## SUPPLIED RECORDS
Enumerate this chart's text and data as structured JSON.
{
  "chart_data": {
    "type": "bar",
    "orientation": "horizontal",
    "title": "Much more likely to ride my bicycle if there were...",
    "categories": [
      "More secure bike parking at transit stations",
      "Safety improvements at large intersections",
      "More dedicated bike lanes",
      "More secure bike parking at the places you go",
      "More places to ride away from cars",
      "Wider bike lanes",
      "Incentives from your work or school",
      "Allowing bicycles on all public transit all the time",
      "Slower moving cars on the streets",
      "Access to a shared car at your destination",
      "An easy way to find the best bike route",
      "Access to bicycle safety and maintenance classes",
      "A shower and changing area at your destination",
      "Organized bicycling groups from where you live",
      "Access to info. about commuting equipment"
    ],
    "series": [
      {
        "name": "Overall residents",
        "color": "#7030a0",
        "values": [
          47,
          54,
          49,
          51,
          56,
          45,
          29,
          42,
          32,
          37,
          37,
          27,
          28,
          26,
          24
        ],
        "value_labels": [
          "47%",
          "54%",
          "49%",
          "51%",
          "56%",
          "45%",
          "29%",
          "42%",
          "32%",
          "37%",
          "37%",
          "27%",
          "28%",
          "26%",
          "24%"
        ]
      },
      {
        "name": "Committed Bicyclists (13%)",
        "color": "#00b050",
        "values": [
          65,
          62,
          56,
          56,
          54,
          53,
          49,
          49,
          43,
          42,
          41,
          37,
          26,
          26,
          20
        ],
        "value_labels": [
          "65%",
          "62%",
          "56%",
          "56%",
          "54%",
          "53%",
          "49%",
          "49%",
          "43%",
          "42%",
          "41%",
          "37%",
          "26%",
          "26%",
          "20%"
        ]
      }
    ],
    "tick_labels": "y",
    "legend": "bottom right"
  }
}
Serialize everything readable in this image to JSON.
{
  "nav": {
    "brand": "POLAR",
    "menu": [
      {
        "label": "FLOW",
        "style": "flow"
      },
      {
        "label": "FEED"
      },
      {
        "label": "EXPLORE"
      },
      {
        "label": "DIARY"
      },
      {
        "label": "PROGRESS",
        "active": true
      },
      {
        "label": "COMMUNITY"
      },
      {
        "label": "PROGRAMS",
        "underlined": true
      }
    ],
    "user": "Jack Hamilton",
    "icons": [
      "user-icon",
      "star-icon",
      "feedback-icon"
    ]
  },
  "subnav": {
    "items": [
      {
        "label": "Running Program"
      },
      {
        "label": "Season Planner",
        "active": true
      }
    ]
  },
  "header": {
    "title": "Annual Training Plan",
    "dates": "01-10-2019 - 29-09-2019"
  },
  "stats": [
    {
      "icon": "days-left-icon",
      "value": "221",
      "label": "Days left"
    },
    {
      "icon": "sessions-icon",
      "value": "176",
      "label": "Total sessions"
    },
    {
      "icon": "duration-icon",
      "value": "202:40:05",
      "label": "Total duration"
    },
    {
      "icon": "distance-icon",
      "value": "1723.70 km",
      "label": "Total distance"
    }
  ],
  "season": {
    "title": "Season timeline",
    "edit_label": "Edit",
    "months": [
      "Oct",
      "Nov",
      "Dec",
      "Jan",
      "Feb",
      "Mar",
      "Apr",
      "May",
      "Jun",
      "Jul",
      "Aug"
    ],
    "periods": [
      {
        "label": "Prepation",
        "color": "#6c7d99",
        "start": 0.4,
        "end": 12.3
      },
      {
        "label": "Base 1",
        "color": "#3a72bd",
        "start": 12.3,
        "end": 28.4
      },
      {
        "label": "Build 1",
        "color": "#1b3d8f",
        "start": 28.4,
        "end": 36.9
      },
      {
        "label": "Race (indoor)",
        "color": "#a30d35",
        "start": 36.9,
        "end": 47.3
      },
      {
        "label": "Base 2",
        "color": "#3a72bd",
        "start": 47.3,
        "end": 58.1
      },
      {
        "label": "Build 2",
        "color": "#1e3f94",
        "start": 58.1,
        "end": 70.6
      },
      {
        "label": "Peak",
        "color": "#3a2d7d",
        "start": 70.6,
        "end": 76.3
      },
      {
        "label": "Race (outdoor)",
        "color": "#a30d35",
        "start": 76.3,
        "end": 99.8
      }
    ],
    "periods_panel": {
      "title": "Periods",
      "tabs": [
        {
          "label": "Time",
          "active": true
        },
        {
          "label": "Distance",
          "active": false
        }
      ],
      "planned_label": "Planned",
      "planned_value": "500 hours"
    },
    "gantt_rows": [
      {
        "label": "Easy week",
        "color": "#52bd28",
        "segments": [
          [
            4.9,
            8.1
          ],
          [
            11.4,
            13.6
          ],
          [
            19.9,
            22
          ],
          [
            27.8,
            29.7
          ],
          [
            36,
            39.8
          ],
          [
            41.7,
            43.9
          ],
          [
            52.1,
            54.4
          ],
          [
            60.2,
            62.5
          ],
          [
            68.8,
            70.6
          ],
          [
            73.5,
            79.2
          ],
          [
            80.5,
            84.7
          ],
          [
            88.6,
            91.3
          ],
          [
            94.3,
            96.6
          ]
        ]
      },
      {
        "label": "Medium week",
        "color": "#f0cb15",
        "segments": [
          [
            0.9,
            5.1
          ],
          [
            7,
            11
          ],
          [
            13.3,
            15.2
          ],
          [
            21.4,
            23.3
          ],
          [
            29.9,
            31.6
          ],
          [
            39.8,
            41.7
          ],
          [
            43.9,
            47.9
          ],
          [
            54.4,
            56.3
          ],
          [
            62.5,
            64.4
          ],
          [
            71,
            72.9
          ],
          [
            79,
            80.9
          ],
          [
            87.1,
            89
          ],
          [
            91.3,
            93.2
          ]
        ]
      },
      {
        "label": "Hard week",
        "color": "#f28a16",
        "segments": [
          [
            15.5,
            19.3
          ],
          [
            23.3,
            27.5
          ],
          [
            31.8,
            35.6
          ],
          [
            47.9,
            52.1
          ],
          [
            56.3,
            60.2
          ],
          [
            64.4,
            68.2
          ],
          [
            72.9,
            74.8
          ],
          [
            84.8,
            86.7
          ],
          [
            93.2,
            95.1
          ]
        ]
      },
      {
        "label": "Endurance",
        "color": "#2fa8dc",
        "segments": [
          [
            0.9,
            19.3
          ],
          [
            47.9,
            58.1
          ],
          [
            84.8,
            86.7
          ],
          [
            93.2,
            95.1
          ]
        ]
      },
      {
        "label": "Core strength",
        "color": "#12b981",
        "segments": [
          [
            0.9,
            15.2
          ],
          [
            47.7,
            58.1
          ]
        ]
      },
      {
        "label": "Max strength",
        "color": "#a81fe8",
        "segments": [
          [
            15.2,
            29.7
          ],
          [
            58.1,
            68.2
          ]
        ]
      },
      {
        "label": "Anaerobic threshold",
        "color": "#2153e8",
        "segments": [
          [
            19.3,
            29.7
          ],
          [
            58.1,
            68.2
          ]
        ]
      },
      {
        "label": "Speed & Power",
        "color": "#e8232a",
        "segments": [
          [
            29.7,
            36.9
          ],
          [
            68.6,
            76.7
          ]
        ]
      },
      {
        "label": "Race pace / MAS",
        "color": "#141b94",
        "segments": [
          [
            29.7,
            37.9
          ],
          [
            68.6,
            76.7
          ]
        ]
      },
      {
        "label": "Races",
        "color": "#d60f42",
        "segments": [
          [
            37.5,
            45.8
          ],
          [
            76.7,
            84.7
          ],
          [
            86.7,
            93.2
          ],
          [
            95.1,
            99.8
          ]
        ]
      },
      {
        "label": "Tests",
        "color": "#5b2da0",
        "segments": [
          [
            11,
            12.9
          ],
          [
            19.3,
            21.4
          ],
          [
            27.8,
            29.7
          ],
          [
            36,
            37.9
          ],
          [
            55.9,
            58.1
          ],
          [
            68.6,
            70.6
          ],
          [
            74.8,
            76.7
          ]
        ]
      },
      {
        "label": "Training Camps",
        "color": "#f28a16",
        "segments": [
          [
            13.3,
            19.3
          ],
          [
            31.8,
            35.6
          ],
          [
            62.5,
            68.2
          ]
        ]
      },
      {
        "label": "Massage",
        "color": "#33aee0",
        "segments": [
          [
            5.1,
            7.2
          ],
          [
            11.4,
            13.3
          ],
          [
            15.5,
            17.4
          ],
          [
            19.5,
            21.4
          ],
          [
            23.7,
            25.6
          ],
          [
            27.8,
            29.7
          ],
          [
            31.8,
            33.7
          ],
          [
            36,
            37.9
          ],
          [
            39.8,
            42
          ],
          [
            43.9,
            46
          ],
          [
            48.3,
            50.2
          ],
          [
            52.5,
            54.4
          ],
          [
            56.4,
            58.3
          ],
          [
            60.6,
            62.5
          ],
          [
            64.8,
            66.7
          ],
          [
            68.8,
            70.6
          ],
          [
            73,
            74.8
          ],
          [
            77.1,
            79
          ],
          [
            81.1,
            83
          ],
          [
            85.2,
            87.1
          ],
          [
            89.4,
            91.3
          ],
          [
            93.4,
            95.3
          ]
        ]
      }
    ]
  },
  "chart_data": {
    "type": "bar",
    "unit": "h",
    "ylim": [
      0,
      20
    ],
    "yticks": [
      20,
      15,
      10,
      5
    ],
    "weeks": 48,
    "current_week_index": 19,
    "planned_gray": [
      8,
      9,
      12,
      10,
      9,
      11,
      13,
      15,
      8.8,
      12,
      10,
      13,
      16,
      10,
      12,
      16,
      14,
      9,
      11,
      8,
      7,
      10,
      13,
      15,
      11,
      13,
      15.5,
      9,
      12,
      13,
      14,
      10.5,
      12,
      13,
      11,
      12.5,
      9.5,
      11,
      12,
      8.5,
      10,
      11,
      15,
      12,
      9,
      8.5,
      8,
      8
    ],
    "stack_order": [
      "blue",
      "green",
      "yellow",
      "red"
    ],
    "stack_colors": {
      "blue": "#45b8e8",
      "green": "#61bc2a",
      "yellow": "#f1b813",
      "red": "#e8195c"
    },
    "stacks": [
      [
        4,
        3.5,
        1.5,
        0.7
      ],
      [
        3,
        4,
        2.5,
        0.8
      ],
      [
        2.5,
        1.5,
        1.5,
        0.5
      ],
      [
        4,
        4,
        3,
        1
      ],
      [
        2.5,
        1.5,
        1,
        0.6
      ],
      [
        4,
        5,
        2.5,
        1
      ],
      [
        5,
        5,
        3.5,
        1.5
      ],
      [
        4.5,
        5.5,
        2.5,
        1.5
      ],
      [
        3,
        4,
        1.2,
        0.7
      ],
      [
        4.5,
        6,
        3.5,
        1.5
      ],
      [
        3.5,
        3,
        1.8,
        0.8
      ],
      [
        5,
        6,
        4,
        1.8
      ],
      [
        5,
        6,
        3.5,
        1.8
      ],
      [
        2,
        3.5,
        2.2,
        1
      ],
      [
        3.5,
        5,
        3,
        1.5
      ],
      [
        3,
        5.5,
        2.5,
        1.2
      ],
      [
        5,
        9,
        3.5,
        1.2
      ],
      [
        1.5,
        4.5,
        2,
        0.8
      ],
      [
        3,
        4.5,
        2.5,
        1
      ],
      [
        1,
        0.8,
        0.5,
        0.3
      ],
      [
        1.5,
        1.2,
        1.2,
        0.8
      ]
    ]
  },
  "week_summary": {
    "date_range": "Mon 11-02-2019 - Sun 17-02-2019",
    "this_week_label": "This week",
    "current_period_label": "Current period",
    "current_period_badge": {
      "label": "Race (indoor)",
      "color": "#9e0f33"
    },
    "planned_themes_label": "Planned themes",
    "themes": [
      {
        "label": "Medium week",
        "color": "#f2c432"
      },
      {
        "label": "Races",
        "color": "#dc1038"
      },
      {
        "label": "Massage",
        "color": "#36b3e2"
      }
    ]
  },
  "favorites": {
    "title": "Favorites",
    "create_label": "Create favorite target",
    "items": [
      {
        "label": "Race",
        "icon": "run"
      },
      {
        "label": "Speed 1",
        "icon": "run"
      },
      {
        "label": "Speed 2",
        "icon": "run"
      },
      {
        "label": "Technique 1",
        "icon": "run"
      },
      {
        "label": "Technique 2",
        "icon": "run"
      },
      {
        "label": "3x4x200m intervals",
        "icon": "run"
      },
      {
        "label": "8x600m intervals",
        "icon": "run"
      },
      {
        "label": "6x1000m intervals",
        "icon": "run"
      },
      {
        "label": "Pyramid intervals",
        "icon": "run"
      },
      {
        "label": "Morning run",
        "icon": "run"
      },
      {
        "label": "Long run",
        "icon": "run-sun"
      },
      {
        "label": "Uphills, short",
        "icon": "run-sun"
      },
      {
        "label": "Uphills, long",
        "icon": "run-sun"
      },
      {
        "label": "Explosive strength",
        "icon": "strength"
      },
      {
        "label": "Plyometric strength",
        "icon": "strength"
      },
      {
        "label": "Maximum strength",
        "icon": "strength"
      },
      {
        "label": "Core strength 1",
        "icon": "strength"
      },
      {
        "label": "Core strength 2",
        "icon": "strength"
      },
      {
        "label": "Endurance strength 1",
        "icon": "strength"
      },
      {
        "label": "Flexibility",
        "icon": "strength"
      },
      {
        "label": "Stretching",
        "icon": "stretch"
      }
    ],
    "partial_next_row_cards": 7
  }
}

## YOUR INSTRUCTIONS
Pull out all lines containing the word "sessions" from the entries above.

## FULL RESPONSE
      "icon": "sessions-icon",
      "label": "Total sessions"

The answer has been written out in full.